Every record should be repeated exactly, except that pictures are left out.

Supplied records =

========

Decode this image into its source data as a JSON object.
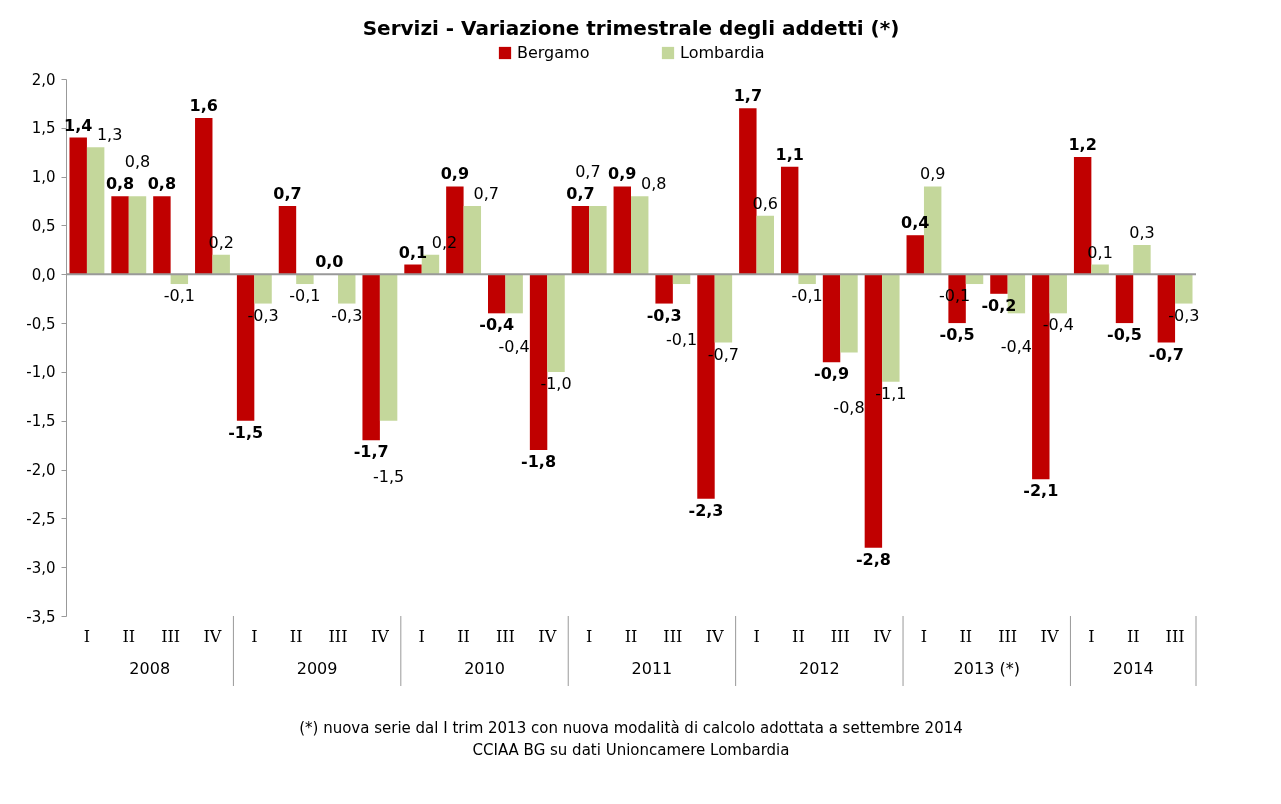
{
  "chart_data": {
    "type": "bar",
    "title": "Servizi - Variazione trimestrale degli addetti (*)",
    "categories": [
      "I",
      "II",
      "III",
      "IV",
      "I",
      "II",
      "III",
      "IV",
      "I",
      "II",
      "III",
      "IV",
      "I",
      "II",
      "III",
      "IV",
      "I",
      "II",
      "III",
      "IV",
      "I",
      "II",
      "III",
      "IV",
      "I",
      "II",
      "III"
    ],
    "series": [
      {
        "name": "Bergamo",
        "color": "#c00000",
        "values": [
          1.4,
          0.8,
          0.8,
          1.6,
          -1.5,
          0.7,
          0.0,
          -1.7,
          0.1,
          0.9,
          -0.4,
          -1.8,
          0.7,
          0.9,
          -0.3,
          -2.3,
          1.7,
          1.1,
          -0.9,
          -2.8,
          0.4,
          -0.5,
          -0.2,
          -2.1,
          1.2,
          -0.5,
          -0.7
        ],
        "value_labels": [
          "1,4",
          "0,8",
          "0,8",
          "1,6",
          "-1,5",
          "0,7",
          "0,0",
          "-1,7",
          "0,1",
          "0,9",
          "-0,4",
          "-1,8",
          "0,7",
          "0,9",
          "-0,3",
          "-2,3",
          "1,7",
          "1,1",
          "-0,9",
          "-2,8",
          "0,4",
          "-0,5",
          "-0,2",
          "-2,1",
          "1,2",
          "-0,5",
          "-0,7"
        ]
      },
      {
        "name": "Lombardia",
        "color": "#c4d79b",
        "values": [
          1.3,
          0.8,
          -0.1,
          0.2,
          -0.3,
          -0.1,
          -0.3,
          -1.5,
          0.2,
          0.7,
          -0.4,
          -1.0,
          0.7,
          0.8,
          -0.1,
          -0.7,
          0.6,
          -0.1,
          -0.8,
          -1.1,
          0.9,
          -0.1,
          -0.4,
          -0.4,
          0.1,
          0.3,
          -0.3
        ],
        "value_labels": [
          "1,3",
          "0,8",
          "-0,1",
          "0,2",
          "-0,3",
          "-0,1",
          "-0,3",
          "-1,5",
          "0,2",
          "0,7",
          "-0,4",
          "-1,0",
          "0,7",
          "0,8",
          "-0,1",
          "-0,7",
          "0,6",
          "-0,1",
          "-0,8",
          "-1,1",
          "0,9",
          "-0,1",
          "-0,4",
          "-0,4",
          "0,1",
          "0,3",
          "-0,3"
        ]
      }
    ],
    "ylim": [
      -3.5,
      2.0
    ],
    "yticks": [
      {
        "value": -3.5,
        "label": "-3,5"
      },
      {
        "value": -3.0,
        "label": "-3,0"
      },
      {
        "value": -2.5,
        "label": "-2,5"
      },
      {
        "value": -2.0,
        "label": "-2,0"
      },
      {
        "value": -1.5,
        "label": "-1,5"
      },
      {
        "value": -1.0,
        "label": "-1,0"
      },
      {
        "value": -0.5,
        "label": "-0,5"
      },
      {
        "value": 0,
        "label": "0,0"
      },
      {
        "value": 0.5,
        "label": "0,5"
      },
      {
        "value": 1.0,
        "label": "1,0"
      },
      {
        "value": 1.5,
        "label": "1,5"
      },
      {
        "value": 2.0,
        "label": "2,0"
      }
    ],
    "legend": "top",
    "annotations": [
      "2008",
      "2009",
      "2010",
      "2011",
      "2012",
      "2013 (*)",
      "2014",
      "(*) nuova serie dal I trim 2013  con nuova modalità di calcolo adottata a settembre 2014",
      "CCIAA BG su dati Unioncamere Lombardia"
    ]
  }
}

========

Full solution =
Decode this image into its source data as a JSON object.
{
  "chart_data": {
    "type": "bar",
    "title": "Servizi - Variazione trimestrale degli addetti (*)",
    "categories": [
      "I",
      "II",
      "III",
      "IV",
      "I",
      "II",
      "III",
      "IV",
      "I",
      "II",
      "III",
      "IV",
      "I",
      "II",
      "III",
      "IV",
      "I",
      "II",
      "III",
      "IV",
      "I",
      "II",
      "III",
      "IV",
      "I",
      "II",
      "III"
    ],
    "series": [
      {
        "name": "Bergamo",
        "color": "#c00000",
        "values": [
          1.4,
          0.8,
          0.8,
          1.6,
          -1.5,
          0.7,
          0.0,
          -1.7,
          0.1,
          0.9,
          -0.4,
          -1.8,
          0.7,
          0.9,
          -0.3,
          -2.3,
          1.7,
          1.1,
          -0.9,
          -2.8,
          0.4,
          -0.5,
          -0.2,
          -2.1,
          1.2,
          -0.5,
          -0.7
        ],
        "value_labels": [
          "1,4",
          "0,8",
          "0,8",
          "1,6",
          "-1,5",
          "0,7",
          "0,0",
          "-1,7",
          "0,1",
          "0,9",
          "-0,4",
          "-1,8",
          "0,7",
          "0,9",
          "-0,3",
          "-2,3",
          "1,7",
          "1,1",
          "-0,9",
          "-2,8",
          "0,4",
          "-0,5",
          "-0,2",
          "-2,1",
          "1,2",
          "-0,5",
          "-0,7"
        ]
      },
      {
        "name": "Lombardia",
        "color": "#c4d79b",
        "values": [
          1.3,
          0.8,
          -0.1,
          0.2,
          -0.3,
          -0.1,
          -0.3,
          -1.5,
          0.2,
          0.7,
          -0.4,
          -1.0,
          0.7,
          0.8,
          -0.1,
          -0.7,
          0.6,
          -0.1,
          -0.8,
          -1.1,
          0.9,
          -0.1,
          -0.4,
          -0.4,
          0.1,
          0.3,
          -0.3
        ],
        "value_labels": [
          "1,3",
          "0,8",
          "-0,1",
          "0,2",
          "-0,3",
          "-0,1",
          "-0,3",
          "-1,5",
          "0,2",
          "0,7",
          "-0,4",
          "-1,0",
          "0,7",
          "0,8",
          "-0,1",
          "-0,7",
          "0,6",
          "-0,1",
          "-0,8",
          "-1,1",
          "0,9",
          "-0,1",
          "-0,4",
          "-0,4",
          "0,1",
          "0,3",
          "-0,3"
        ]
      }
    ],
    "ylim": [
      -3.5,
      2.0
    ],
    "yticks": [
      {
        "value": -3.5,
        "label": "-3,5"
      },
      {
        "value": -3.0,
        "label": "-3,0"
      },
      {
        "value": -2.5,
        "label": "-2,5"
      },
      {
        "value": -2.0,
        "label": "-2,0"
      },
      {
        "value": -1.5,
        "label": "-1,5"
      },
      {
        "value": -1.0,
        "label": "-1,0"
      },
      {
        "value": -0.5,
        "label": "-0,5"
      },
      {
        "value": 0,
        "label": "0,0"
      },
      {
        "value": 0.5,
        "label": "0,5"
      },
      {
        "value": 1.0,
        "label": "1,0"
      },
      {
        "value": 1.5,
        "label": "1,5"
      },
      {
        "value": 2.0,
        "label": "2,0"
      }
    ],
    "legend": "top",
    "annotations": [
      "2008",
      "2009",
      "2010",
      "2011",
      "2012",
      "2013 (*)",
      "2014",
      "(*) nuova serie dal I trim 2013  con nuova modalità di calcolo adottata a settembre 2014",
      "CCIAA BG su dati Unioncamere Lombardia"
    ]
  }
}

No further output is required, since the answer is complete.